(GOAL OF THE EXERCISE) What is the count of lines that hold the word "якщо"? Give only the number.

----------------

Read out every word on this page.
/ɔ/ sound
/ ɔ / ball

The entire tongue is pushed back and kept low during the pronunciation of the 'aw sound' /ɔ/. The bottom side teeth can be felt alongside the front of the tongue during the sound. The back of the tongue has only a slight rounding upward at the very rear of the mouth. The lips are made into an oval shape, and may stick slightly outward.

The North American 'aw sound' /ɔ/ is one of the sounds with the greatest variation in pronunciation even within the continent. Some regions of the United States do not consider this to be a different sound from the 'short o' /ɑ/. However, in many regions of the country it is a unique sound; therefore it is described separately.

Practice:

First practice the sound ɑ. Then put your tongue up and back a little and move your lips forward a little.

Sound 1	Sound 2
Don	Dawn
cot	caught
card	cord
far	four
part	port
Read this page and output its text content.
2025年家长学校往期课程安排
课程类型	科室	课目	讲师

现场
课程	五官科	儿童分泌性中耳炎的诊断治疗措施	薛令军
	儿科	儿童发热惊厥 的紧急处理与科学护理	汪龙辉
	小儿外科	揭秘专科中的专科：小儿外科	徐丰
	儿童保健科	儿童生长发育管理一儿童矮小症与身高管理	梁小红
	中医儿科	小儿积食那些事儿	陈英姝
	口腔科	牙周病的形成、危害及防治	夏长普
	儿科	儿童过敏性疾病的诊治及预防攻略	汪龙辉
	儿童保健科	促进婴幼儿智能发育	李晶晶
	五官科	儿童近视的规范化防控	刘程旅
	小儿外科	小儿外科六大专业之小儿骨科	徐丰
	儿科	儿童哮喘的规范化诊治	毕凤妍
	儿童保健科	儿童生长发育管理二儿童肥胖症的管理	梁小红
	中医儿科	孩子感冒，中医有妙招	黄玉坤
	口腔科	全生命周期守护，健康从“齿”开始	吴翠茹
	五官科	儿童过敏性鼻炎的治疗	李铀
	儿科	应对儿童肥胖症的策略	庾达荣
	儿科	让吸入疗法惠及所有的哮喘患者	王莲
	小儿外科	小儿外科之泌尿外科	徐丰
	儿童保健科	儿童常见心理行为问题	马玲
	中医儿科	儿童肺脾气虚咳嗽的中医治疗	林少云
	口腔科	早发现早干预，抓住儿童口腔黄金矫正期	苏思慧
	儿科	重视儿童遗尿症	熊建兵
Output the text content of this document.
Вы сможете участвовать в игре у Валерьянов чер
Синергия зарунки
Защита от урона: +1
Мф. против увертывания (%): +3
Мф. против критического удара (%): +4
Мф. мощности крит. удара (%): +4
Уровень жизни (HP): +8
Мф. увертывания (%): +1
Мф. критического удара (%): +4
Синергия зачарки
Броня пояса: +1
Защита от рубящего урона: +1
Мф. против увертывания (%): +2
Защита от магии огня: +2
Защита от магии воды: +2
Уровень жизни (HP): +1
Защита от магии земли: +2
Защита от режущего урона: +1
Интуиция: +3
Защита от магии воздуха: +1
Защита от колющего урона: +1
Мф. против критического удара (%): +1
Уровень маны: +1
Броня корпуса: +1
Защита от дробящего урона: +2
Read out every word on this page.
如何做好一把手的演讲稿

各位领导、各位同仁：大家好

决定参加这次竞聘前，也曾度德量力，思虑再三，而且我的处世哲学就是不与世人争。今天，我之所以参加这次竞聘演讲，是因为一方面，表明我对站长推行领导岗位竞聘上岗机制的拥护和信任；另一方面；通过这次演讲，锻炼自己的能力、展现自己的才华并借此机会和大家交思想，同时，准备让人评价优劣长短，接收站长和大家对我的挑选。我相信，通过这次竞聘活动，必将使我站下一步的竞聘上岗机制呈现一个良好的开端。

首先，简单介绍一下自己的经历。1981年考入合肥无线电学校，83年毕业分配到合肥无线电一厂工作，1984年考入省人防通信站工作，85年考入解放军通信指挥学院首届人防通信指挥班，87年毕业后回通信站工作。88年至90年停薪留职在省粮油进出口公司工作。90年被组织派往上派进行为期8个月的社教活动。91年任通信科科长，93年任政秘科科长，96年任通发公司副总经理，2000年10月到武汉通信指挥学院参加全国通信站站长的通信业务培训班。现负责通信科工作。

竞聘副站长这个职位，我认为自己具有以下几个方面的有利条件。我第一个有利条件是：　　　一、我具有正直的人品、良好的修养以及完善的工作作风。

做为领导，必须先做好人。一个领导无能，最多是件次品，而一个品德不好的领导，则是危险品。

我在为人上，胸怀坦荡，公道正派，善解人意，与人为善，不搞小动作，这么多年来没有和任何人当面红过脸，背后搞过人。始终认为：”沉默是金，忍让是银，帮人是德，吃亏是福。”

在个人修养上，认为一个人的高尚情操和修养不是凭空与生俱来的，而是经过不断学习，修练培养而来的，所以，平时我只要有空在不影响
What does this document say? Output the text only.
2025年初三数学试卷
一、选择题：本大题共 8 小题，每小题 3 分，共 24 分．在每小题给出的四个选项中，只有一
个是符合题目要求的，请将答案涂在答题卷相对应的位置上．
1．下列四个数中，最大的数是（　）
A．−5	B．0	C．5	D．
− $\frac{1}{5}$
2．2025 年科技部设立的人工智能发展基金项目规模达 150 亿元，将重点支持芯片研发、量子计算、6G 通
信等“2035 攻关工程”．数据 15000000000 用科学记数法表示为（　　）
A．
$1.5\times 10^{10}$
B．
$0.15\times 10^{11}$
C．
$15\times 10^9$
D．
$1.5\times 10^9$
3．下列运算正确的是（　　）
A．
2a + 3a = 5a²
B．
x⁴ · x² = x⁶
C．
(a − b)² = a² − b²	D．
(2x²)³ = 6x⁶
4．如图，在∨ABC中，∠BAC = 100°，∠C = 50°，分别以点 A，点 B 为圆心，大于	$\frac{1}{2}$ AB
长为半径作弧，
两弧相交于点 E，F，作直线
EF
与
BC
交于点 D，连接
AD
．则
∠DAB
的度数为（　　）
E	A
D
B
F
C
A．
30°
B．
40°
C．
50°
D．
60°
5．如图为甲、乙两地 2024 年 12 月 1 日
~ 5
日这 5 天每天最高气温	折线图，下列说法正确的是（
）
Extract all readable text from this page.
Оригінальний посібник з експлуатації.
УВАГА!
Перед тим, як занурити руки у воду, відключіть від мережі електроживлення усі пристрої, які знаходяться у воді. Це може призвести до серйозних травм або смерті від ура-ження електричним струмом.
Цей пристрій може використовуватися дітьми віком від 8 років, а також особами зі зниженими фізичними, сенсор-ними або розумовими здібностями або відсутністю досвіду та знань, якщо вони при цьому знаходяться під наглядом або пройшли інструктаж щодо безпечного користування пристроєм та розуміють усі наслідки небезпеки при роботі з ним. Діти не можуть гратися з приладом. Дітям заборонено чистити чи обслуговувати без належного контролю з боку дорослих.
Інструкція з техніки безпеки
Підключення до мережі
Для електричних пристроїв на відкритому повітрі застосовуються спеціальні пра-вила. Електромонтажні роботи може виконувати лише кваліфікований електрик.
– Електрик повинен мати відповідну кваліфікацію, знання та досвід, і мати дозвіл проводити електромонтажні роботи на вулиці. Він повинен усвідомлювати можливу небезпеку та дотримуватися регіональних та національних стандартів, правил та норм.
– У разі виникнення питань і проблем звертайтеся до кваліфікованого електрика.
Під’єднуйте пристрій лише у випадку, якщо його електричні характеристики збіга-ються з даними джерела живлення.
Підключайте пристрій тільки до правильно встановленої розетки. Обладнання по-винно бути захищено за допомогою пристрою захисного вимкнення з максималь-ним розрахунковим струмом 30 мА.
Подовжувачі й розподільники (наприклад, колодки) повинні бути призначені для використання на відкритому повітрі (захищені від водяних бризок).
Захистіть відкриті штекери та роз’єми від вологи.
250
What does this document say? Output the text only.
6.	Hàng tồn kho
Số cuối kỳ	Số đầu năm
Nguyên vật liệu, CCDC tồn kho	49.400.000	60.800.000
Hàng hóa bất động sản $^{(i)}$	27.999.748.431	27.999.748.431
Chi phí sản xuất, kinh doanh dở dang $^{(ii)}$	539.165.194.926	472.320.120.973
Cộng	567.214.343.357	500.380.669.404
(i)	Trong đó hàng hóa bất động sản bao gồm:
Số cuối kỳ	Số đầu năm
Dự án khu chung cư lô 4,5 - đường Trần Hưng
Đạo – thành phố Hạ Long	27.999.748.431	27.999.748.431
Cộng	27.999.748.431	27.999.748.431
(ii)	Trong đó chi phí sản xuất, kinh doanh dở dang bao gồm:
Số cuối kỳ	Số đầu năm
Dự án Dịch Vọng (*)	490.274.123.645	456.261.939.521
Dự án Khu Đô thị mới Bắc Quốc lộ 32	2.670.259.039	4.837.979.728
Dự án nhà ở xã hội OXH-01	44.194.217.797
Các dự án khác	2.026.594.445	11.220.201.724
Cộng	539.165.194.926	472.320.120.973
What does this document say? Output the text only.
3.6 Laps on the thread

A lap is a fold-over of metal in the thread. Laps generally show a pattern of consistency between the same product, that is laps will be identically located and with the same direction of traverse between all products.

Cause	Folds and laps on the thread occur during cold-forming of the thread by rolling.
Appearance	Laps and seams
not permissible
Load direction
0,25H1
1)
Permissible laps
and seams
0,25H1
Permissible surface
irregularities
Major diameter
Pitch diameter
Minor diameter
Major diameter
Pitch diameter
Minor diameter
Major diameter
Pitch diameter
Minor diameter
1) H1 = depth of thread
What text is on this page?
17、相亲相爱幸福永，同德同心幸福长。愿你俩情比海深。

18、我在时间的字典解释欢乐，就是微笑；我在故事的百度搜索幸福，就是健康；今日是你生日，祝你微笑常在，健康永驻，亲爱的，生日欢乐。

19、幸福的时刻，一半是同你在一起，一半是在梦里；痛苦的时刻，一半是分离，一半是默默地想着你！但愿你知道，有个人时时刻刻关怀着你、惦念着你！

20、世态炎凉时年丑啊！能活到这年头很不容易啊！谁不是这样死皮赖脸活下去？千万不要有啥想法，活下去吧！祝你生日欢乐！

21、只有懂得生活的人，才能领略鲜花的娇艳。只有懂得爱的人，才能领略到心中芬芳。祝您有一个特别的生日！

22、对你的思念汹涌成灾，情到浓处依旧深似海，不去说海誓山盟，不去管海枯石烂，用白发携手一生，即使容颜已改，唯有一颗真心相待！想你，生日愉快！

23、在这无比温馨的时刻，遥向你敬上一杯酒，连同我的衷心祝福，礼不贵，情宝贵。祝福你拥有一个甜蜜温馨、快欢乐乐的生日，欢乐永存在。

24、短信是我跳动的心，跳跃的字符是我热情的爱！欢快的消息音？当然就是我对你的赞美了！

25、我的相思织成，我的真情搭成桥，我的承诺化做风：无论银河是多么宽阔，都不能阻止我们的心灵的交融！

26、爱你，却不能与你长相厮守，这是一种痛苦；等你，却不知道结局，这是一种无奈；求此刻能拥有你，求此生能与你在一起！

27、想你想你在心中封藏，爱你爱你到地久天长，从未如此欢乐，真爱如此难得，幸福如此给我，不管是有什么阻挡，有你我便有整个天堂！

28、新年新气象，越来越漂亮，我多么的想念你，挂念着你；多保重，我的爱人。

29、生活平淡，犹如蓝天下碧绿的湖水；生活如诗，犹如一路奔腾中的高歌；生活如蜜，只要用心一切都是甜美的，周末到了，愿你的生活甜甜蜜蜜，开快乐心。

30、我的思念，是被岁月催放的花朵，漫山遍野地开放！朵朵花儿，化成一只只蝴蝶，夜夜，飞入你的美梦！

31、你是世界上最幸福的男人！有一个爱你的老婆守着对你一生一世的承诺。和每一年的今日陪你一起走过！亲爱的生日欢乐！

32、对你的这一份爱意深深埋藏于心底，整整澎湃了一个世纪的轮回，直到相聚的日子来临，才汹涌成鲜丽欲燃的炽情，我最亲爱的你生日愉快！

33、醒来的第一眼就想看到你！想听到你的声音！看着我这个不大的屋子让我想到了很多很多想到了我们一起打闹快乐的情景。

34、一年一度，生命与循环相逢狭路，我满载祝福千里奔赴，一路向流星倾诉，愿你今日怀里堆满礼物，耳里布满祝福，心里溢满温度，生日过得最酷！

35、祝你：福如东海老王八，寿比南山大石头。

----------------

(ANSWER TO THE TASK) 2